#### ЗАПРОС
Повторите дословно фрагмент текста о Гегеле и авангарде от слов «Ведь беспредметность –» до слов «т.е. фазы романтической.» включительно.

#### ИСХОДНЫЙ ТЕКСТ
Ведь беспредметность – это и есть то состояние Духа, когда он разочаровывается в видимом и телесном, предметном и чувственном, демонстрируя убежденность в своей самоценности. Поэтому можно сказать так: об авангарде Гегель, конечно, писать не мог по причине его отсутствия, но суть авангарда, его возможность Гегель, представляющий мировосприятие модерна, он уже ощутил, аргументируя появление романтической фазы в истории Духа. Именно эта мысль Гегеля и определяет понимание философом последней фазы истории творчества как истории творящего Духа, т.е. фазы романтической.

#### ДАННЫЕ
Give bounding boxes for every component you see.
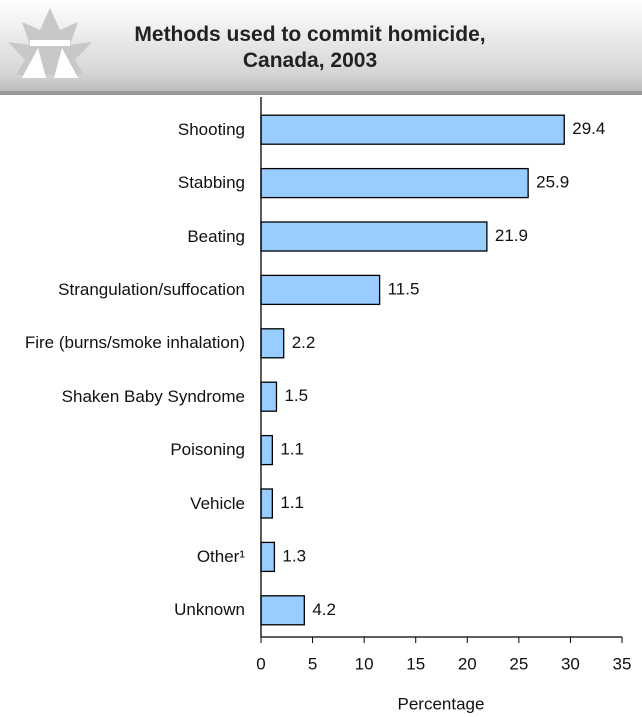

#### ОТВЕТ НА ЗАДАНИЕ
Ведь беспредметность – это и есть то состояние Духа, когда он разочаровывается в видимом и телесном, предметном и чувственном, демонстрируя убежденность в своей самоценности. Поэтому можно сказать так: об авангарде Гегель, конечно, писать не мог по причине его отсутствия, но суть авангарда, его возможность Гегель, представляющий мировосприятие модерна, он уже ощутил, аргументируя появление романтической фазы в истории Духа. Именно эта мысль Гегеля и определяет понимание философом последней фазы истории творчества как истории творящего Духа, т.е. фазы романтической.